◆ **DATA EXTRACT**
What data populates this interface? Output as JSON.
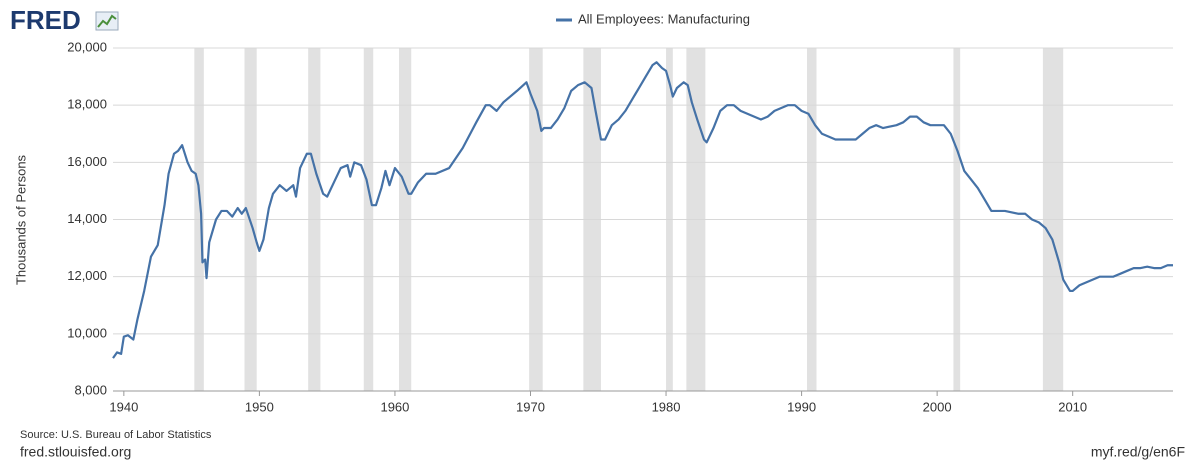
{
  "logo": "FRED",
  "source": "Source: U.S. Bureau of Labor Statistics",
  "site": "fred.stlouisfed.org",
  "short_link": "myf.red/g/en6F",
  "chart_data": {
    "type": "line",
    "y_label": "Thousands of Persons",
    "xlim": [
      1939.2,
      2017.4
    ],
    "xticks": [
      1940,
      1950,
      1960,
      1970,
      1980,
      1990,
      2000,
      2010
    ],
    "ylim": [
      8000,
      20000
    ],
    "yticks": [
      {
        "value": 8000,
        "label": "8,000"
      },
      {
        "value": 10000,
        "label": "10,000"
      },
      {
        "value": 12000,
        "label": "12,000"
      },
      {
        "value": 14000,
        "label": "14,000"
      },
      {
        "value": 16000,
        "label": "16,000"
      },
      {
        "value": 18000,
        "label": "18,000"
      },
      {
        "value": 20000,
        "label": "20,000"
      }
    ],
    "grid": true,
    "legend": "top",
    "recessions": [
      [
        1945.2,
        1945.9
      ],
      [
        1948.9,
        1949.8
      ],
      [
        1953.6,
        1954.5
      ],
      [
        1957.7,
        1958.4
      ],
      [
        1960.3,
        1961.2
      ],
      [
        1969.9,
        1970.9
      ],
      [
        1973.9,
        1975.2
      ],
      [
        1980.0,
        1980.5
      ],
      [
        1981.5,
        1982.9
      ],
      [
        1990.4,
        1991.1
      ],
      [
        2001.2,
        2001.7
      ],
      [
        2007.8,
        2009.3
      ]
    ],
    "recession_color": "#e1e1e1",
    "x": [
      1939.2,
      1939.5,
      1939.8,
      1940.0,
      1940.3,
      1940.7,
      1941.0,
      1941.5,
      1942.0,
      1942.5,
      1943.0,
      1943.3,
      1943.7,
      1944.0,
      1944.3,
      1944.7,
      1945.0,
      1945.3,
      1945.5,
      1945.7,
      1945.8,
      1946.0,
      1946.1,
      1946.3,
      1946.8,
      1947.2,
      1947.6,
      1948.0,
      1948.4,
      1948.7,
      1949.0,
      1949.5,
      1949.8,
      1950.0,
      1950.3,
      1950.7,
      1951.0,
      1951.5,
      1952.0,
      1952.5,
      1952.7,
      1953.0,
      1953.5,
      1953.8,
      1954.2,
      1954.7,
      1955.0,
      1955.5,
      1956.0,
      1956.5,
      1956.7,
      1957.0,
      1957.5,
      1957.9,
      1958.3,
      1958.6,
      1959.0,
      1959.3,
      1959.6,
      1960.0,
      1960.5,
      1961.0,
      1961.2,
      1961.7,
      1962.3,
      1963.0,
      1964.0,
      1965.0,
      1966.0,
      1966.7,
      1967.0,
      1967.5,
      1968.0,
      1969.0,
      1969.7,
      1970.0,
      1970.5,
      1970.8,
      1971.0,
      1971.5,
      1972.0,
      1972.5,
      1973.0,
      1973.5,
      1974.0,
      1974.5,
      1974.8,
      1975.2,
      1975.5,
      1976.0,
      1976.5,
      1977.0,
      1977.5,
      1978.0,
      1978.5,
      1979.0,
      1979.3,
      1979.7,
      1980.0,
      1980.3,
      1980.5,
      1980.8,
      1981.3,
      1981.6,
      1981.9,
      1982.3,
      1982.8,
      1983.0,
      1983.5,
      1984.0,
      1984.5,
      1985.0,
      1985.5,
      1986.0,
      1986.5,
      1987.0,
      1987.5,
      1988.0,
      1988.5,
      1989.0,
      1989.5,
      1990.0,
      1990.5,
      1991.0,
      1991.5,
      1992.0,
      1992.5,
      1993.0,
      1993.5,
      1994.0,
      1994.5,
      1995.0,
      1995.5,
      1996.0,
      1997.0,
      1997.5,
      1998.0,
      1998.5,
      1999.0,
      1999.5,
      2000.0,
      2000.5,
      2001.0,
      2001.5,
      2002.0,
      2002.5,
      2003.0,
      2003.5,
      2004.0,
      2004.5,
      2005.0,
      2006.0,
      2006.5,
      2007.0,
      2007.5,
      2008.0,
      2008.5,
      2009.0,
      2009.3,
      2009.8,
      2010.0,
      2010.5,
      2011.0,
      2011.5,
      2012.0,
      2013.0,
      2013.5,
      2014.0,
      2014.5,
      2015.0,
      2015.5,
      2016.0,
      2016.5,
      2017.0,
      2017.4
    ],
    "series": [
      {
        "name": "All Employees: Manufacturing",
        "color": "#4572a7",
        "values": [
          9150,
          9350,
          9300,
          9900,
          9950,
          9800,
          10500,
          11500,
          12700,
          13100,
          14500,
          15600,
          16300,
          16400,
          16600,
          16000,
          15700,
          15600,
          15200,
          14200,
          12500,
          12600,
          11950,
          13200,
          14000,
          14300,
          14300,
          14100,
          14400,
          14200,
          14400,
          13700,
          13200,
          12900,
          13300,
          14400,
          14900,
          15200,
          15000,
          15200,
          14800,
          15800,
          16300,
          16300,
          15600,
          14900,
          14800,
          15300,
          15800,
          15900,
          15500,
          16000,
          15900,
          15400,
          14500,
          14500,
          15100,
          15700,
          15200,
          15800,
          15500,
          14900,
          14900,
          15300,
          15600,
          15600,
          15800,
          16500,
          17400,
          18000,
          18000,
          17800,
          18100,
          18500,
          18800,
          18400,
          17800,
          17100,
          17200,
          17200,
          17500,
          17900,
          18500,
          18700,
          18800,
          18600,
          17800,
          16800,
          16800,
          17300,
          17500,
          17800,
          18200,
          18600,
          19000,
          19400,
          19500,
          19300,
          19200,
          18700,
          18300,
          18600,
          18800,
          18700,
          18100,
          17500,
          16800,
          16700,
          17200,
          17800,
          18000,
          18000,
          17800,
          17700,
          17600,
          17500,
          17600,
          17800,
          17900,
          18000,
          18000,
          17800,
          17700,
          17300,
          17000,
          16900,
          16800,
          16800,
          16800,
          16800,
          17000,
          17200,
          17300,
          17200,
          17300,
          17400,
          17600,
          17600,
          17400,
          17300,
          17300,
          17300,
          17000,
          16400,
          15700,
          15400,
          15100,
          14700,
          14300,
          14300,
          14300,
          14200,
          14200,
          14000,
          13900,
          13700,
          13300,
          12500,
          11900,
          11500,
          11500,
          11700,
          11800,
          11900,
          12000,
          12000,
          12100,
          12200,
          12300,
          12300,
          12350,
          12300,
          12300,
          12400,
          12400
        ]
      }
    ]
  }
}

◆ **AIM OF THE EXERCISE**
Go through the entries above and print each one exactly, minus the pictures.

◆ **EXERCISE RESULT**
What data populates this interface? Output as JSON.
{
  "logo": "FRED",
  "source": "Source: U.S. Bureau of Labor Statistics",
  "site": "fred.stlouisfed.org",
  "short_link": "myf.red/g/en6F",
  "chart_data": {
    "type": "line",
    "y_label": "Thousands of Persons",
    "xlim": [
      1939.2,
      2017.4
    ],
    "xticks": [
      1940,
      1950,
      1960,
      1970,
      1980,
      1990,
      2000,
      2010
    ],
    "ylim": [
      8000,
      20000
    ],
    "yticks": [
      {
        "value": 8000,
        "label": "8,000"
      },
      {
        "value": 10000,
        "label": "10,000"
      },
      {
        "value": 12000,
        "label": "12,000"
      },
      {
        "value": 14000,
        "label": "14,000"
      },
      {
        "value": 16000,
        "label": "16,000"
      },
      {
        "value": 18000,
        "label": "18,000"
      },
      {
        "value": 20000,
        "label": "20,000"
      }
    ],
    "grid": true,
    "legend": "top",
    "recessions": [
      [
        1945.2,
        1945.9
      ],
      [
        1948.9,
        1949.8
      ],
      [
        1953.6,
        1954.5
      ],
      [
        1957.7,
        1958.4
      ],
      [
        1960.3,
        1961.2
      ],
      [
        1969.9,
        1970.9
      ],
      [
        1973.9,
        1975.2
      ],
      [
        1980.0,
        1980.5
      ],
      [
        1981.5,
        1982.9
      ],
      [
        1990.4,
        1991.1
      ],
      [
        2001.2,
        2001.7
      ],
      [
        2007.8,
        2009.3
      ]
    ],
    "recession_color": "#e1e1e1",
    "x": [
      1939.2,
      1939.5,
      1939.8,
      1940.0,
      1940.3,
      1940.7,
      1941.0,
      1941.5,
      1942.0,
      1942.5,
      1943.0,
      1943.3,
      1943.7,
      1944.0,
      1944.3,
      1944.7,
      1945.0,
      1945.3,
      1945.5,
      1945.7,
      1945.8,
      1946.0,
      1946.1,
      1946.3,
      1946.8,
      1947.2,
      1947.6,
      1948.0,
      1948.4,
      1948.7,
      1949.0,
      1949.5,
      1949.8,
      1950.0,
      1950.3,
      1950.7,
      1951.0,
      1951.5,
      1952.0,
      1952.5,
      1952.7,
      1953.0,
      1953.5,
      1953.8,
      1954.2,
      1954.7,
      1955.0,
      1955.5,
      1956.0,
      1956.5,
      1956.7,
      1957.0,
      1957.5,
      1957.9,
      1958.3,
      1958.6,
      1959.0,
      1959.3,
      1959.6,
      1960.0,
      1960.5,
      1961.0,
      1961.2,
      1961.7,
      1962.3,
      1963.0,
      1964.0,
      1965.0,
      1966.0,
      1966.7,
      1967.0,
      1967.5,
      1968.0,
      1969.0,
      1969.7,
      1970.0,
      1970.5,
      1970.8,
      1971.0,
      1971.5,
      1972.0,
      1972.5,
      1973.0,
      1973.5,
      1974.0,
      1974.5,
      1974.8,
      1975.2,
      1975.5,
      1976.0,
      1976.5,
      1977.0,
      1977.5,
      1978.0,
      1978.5,
      1979.0,
      1979.3,
      1979.7,
      1980.0,
      1980.3,
      1980.5,
      1980.8,
      1981.3,
      1981.6,
      1981.9,
      1982.3,
      1982.8,
      1983.0,
      1983.5,
      1984.0,
      1984.5,
      1985.0,
      1985.5,
      1986.0,
      1986.5,
      1987.0,
      1987.5,
      1988.0,
      1988.5,
      1989.0,
      1989.5,
      1990.0,
      1990.5,
      1991.0,
      1991.5,
      1992.0,
      1992.5,
      1993.0,
      1993.5,
      1994.0,
      1994.5,
      1995.0,
      1995.5,
      1996.0,
      1997.0,
      1997.5,
      1998.0,
      1998.5,
      1999.0,
      1999.5,
      2000.0,
      2000.5,
      2001.0,
      2001.5,
      2002.0,
      2002.5,
      2003.0,
      2003.5,
      2004.0,
      2004.5,
      2005.0,
      2006.0,
      2006.5,
      2007.0,
      2007.5,
      2008.0,
      2008.5,
      2009.0,
      2009.3,
      2009.8,
      2010.0,
      2010.5,
      2011.0,
      2011.5,
      2012.0,
      2013.0,
      2013.5,
      2014.0,
      2014.5,
      2015.0,
      2015.5,
      2016.0,
      2016.5,
      2017.0,
      2017.4
    ],
    "series": [
      {
        "name": "All Employees: Manufacturing",
        "color": "#4572a7",
        "values": [
          9150,
          9350,
          9300,
          9900,
          9950,
          9800,
          10500,
          11500,
          12700,
          13100,
          14500,
          15600,
          16300,
          16400,
          16600,
          16000,
          15700,
          15600,
          15200,
          14200,
          12500,
          12600,
          11950,
          13200,
          14000,
          14300,
          14300,
          14100,
          14400,
          14200,
          14400,
          13700,
          13200,
          12900,
          13300,
          14400,
          14900,
          15200,
          15000,
          15200,
          14800,
          15800,
          16300,
          16300,
          15600,
          14900,
          14800,
          15300,
          15800,
          15900,
          15500,
          16000,
          15900,
          15400,
          14500,
          14500,
          15100,
          15700,
          15200,
          15800,
          15500,
          14900,
          14900,
          15300,
          15600,
          15600,
          15800,
          16500,
          17400,
          18000,
          18000,
          17800,
          18100,
          18500,
          18800,
          18400,
          17800,
          17100,
          17200,
          17200,
          17500,
          17900,
          18500,
          18700,
          18800,
          18600,
          17800,
          16800,
          16800,
          17300,
          17500,
          17800,
          18200,
          18600,
          19000,
          19400,
          19500,
          19300,
          19200,
          18700,
          18300,
          18600,
          18800,
          18700,
          18100,
          17500,
          16800,
          16700,
          17200,
          17800,
          18000,
          18000,
          17800,
          17700,
          17600,
          17500,
          17600,
          17800,
          17900,
          18000,
          18000,
          17800,
          17700,
          17300,
          17000,
          16900,
          16800,
          16800,
          16800,
          16800,
          17000,
          17200,
          17300,
          17200,
          17300,
          17400,
          17600,
          17600,
          17400,
          17300,
          17300,
          17300,
          17000,
          16400,
          15700,
          15400,
          15100,
          14700,
          14300,
          14300,
          14300,
          14200,
          14200,
          14000,
          13900,
          13700,
          13300,
          12500,
          11900,
          11500,
          11500,
          11700,
          11800,
          11900,
          12000,
          12000,
          12100,
          12200,
          12300,
          12300,
          12350,
          12300,
          12300,
          12400,
          12400
        ]
      }
    ]
  }
}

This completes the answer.